____ INPUT MATERIAL

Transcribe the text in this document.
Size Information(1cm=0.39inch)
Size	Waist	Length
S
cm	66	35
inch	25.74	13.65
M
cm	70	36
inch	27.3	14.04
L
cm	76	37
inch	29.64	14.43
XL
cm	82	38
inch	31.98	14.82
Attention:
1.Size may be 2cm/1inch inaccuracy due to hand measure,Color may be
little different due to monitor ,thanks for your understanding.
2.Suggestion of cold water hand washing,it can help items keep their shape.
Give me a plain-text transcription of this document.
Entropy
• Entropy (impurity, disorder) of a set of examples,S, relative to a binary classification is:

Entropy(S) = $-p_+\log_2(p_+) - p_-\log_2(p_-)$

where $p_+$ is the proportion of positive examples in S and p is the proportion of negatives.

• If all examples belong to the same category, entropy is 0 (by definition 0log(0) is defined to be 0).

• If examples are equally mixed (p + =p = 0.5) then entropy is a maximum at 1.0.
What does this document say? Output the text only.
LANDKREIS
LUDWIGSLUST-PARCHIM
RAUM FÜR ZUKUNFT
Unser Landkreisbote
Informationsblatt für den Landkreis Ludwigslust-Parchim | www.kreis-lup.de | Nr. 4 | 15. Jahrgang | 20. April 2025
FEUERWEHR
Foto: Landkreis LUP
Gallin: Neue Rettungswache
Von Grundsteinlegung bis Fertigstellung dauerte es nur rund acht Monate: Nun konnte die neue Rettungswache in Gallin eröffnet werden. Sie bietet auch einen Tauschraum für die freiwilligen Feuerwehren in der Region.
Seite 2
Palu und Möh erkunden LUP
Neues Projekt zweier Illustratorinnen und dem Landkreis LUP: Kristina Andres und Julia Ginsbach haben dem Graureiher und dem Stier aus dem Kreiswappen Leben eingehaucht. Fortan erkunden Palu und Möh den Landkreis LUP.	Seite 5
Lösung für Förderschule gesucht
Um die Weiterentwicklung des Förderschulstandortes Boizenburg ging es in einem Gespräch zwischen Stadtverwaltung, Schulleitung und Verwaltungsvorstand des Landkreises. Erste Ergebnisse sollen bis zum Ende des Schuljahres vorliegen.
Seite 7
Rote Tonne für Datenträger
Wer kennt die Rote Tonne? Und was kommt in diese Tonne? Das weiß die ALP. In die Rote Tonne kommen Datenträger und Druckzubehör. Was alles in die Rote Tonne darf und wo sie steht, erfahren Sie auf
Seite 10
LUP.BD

________

- [SET EXERCISE] Transcribe every entry exactly.

- [EXERCISE RESPONSE]
Transcribe the text in this document.
Size Information(1cm=0.39inch)
Size	Waist	Length
S
cm	66	35
inch	25.74	13.65
M
cm	70	36
inch	27.3	14.04
L
cm	76	37
inch	29.64	14.43
XL
cm	82	38
inch	31.98	14.82
Attention:
1.Size may be 2cm/1inch inaccuracy due to hand measure,Color may be
little different due to monitor ,thanks for your understanding.
2.Suggestion of cold water hand washing,it can help items keep their shape.
Give me a plain-text transcription of this document.
Entropy
• Entropy (impurity, disorder) of a set of examples,S, relative to a binary classification is:

Entropy(S) = $-p_+\log_2(p_+) - p_-\log_2(p_-)$

where $p_+$ is the proportion of positive examples in S and p is the proportion of negatives.

• If all examples belong to the same category, entropy is 0 (by definition 0log(0) is defined to be 0).

• If examples are equally mixed (p + =p = 0.5) then entropy is a maximum at 1.0.
What does this document say? Output the text only.
LANDKREIS
LUDWIGSLUST-PARCHIM
RAUM FÜR ZUKUNFT
Unser Landkreisbote
Informationsblatt für den Landkreis Ludwigslust-Parchim | www.kreis-lup.de | Nr. 4 | 15. Jahrgang | 20. April 2025
FEUERWEHR
Foto: Landkreis LUP
Gallin: Neue Rettungswache
Von Grundsteinlegung bis Fertigstellung dauerte es nur rund acht Monate: Nun konnte die neue Rettungswache in Gallin eröffnet werden. Sie bietet auch einen Tauschraum für die freiwilligen Feuerwehren in der Region.
Seite 2
Palu und Möh erkunden LUP
Neues Projekt zweier Illustratorinnen und dem Landkreis LUP: Kristina Andres und Julia Ginsbach haben dem Graureiher und dem Stier aus dem Kreiswappen Leben eingehaucht. Fortan erkunden Palu und Möh den Landkreis LUP.	Seite 5
Lösung für Förderschule gesucht
Um die Weiterentwicklung des Förderschulstandortes Boizenburg ging es in einem Gespräch zwischen Stadtverwaltung, Schulleitung und Verwaltungsvorstand des Landkreises. Erste Ergebnisse sollen bis zum Ende des Schuljahres vorliegen.
Seite 7
Rote Tonne für Datenträger
Wer kennt die Rote Tonne? Und was kommt in diese Tonne? Das weiß die ALP. In die Rote Tonne kommen Datenträger und Druckzubehör. Was alles in die Rote Tonne darf und wo sie steht, erfahren Sie auf
Seite 10
LUP.BD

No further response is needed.